The exercise = Each line that holds the word "συστήματος" should be returned.

Recorded information =

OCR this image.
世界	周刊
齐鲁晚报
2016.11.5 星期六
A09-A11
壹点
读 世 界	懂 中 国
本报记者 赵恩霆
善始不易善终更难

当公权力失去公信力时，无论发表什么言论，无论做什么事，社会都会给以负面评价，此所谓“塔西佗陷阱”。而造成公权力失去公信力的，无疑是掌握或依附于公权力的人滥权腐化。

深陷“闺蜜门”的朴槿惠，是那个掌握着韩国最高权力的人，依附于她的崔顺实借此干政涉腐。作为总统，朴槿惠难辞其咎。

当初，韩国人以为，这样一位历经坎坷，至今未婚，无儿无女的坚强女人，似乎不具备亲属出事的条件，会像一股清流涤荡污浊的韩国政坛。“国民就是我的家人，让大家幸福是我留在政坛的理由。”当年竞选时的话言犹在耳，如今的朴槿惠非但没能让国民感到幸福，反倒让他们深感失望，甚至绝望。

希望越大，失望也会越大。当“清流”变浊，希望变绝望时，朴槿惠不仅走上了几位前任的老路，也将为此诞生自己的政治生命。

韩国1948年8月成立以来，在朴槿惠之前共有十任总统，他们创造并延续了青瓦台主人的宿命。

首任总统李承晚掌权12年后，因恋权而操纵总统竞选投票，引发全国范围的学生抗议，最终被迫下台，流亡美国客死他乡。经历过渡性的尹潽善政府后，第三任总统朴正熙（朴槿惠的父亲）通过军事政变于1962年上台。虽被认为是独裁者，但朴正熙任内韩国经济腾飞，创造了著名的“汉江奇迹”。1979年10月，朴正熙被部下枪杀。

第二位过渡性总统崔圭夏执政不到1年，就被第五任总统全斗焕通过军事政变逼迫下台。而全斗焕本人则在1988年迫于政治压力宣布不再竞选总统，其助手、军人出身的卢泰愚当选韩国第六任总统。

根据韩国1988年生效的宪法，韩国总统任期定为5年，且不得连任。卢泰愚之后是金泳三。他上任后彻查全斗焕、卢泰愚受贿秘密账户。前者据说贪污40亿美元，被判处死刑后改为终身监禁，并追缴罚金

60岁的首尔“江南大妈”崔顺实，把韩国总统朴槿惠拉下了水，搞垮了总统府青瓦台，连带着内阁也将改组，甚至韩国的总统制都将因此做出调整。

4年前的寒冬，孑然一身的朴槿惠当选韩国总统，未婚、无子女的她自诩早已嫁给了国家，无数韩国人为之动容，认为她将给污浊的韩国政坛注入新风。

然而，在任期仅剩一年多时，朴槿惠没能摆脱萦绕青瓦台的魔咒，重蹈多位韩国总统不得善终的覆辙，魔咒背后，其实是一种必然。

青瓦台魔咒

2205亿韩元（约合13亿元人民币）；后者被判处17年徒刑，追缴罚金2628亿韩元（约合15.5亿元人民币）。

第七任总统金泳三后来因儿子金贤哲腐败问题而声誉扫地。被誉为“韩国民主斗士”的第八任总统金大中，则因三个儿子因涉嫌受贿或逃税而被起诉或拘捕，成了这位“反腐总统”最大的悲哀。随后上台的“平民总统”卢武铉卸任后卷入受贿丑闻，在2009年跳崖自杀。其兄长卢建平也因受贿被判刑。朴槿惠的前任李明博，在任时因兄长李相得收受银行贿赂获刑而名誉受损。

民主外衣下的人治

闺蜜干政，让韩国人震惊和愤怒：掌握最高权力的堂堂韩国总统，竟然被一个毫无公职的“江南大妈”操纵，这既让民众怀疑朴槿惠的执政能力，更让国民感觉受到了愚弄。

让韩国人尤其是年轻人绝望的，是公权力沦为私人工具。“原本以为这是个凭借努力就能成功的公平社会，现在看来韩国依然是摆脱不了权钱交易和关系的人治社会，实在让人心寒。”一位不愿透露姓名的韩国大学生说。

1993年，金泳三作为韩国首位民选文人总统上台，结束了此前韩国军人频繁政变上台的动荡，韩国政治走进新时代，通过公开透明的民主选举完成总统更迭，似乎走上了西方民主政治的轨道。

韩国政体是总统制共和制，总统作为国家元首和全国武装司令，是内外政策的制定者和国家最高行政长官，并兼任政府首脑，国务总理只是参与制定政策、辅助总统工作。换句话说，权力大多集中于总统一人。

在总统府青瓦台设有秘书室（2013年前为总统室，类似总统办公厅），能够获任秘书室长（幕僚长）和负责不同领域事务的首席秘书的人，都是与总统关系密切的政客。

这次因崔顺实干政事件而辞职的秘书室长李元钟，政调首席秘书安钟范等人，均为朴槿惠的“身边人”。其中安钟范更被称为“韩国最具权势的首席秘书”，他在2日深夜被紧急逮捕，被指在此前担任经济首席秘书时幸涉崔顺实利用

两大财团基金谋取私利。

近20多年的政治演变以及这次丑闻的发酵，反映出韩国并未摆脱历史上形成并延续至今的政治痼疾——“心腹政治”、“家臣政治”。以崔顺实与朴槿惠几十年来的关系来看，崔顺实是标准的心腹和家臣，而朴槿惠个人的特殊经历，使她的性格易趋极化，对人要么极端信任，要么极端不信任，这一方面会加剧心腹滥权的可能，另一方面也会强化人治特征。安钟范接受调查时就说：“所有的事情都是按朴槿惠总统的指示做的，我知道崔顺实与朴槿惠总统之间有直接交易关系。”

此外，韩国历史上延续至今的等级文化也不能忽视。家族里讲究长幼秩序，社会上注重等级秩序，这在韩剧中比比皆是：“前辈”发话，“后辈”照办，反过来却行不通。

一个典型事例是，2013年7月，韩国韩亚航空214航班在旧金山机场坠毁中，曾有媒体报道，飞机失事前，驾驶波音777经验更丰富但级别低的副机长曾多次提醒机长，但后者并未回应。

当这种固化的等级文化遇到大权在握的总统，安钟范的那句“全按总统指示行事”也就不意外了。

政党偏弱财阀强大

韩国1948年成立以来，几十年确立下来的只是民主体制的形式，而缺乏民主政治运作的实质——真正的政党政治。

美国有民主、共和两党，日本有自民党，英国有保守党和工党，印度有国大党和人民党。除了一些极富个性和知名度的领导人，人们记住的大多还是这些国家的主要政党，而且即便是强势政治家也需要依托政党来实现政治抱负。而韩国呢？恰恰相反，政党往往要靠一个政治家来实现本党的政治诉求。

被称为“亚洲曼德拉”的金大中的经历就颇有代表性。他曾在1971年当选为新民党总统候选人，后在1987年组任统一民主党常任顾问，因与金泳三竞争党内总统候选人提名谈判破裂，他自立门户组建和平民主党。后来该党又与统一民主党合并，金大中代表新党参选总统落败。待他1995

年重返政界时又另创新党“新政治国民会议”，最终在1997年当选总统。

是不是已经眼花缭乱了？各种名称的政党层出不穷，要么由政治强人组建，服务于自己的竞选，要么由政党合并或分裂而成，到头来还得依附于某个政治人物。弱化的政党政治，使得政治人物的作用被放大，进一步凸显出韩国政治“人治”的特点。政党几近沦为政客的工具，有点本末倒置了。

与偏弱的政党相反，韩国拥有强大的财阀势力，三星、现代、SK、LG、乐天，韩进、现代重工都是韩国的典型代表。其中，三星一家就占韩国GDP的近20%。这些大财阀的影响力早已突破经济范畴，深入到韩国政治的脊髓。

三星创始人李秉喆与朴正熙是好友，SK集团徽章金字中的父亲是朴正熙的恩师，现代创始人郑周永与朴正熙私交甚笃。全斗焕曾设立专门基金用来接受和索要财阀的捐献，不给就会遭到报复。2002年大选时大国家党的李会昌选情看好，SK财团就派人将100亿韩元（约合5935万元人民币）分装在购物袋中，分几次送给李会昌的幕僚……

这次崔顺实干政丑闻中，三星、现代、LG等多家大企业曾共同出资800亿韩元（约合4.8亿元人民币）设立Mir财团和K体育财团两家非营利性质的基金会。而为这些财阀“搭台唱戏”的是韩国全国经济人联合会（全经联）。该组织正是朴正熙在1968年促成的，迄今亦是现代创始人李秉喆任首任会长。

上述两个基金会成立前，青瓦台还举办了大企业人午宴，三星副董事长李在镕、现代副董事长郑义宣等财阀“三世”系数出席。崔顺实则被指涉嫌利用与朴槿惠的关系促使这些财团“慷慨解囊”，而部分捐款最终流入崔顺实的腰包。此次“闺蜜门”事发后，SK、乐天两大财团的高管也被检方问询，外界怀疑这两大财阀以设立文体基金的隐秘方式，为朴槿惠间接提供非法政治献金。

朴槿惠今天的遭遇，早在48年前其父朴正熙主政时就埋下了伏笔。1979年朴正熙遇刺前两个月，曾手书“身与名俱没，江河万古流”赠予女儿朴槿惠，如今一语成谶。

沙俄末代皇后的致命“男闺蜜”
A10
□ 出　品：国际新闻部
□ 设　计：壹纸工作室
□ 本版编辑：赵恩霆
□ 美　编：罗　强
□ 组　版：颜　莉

---

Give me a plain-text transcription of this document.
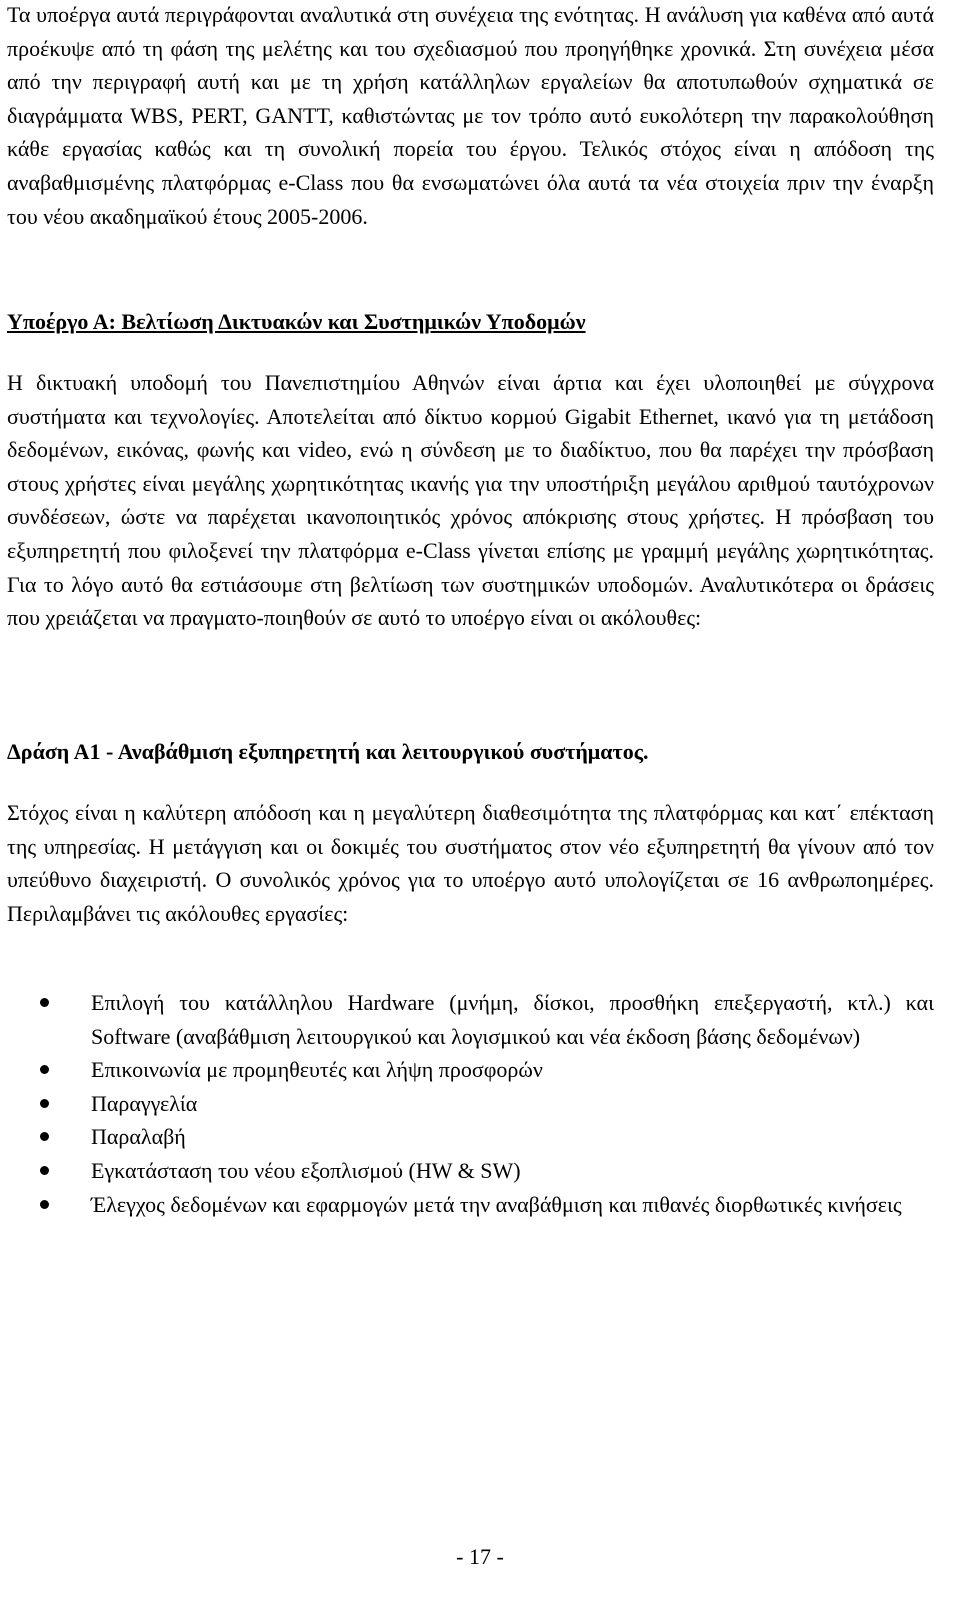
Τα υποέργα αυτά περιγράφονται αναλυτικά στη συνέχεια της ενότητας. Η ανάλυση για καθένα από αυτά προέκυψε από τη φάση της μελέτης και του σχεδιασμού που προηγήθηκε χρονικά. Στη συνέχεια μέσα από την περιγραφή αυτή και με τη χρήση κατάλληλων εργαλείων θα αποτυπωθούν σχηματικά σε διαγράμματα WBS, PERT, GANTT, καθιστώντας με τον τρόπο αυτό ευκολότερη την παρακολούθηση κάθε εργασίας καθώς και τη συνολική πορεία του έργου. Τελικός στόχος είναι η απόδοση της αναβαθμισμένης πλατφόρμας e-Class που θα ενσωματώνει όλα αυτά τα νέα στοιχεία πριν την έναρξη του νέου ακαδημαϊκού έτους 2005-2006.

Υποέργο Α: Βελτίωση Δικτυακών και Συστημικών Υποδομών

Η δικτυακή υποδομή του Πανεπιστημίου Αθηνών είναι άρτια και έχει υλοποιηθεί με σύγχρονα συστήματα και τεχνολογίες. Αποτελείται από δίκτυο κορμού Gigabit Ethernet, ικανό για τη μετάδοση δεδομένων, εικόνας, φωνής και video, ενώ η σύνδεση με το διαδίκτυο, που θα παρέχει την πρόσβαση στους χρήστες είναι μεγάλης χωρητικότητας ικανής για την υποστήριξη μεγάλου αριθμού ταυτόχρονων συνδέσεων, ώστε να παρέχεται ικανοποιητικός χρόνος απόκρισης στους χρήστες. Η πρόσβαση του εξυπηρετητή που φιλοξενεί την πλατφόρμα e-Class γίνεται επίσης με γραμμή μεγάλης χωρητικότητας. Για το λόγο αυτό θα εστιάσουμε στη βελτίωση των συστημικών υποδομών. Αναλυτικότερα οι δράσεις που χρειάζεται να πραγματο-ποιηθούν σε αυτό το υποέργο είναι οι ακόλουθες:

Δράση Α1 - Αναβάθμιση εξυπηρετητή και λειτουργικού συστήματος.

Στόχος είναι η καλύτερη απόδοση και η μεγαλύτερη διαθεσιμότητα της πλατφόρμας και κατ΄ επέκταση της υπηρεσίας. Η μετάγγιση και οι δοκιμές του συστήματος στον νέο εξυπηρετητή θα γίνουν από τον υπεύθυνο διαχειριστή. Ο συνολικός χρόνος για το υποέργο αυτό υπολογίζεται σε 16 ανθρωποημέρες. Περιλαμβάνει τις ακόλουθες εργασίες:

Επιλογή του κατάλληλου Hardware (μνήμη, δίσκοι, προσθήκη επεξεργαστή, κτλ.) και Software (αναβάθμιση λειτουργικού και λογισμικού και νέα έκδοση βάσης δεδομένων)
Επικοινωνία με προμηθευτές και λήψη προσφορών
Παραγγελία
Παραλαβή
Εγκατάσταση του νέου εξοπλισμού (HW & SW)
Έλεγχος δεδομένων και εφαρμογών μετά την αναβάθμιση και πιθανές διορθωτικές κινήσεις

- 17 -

Answer to the problem =
Δράση Α1 - Αναβάθμιση εξυπηρετητή και λειτουργικού συστήματος.
Στόχος είναι η καλύτερη απόδοση και η μεγαλύτερη διαθεσιμότητα της πλατφόρμας και κατ΄ επέκταση της υπηρεσίας. Η μετάγγιση και οι δοκιμές του συστήματος στον νέο εξυπηρετητή θα γίνουν από τον υπεύθυνο διαχειριστή. Ο συνολικός χρόνος για το υποέργο αυτό υπολογίζεται σε 16 ανθρωποημέρες. Περιλαμβάνει τις ακόλουθες εργασίες:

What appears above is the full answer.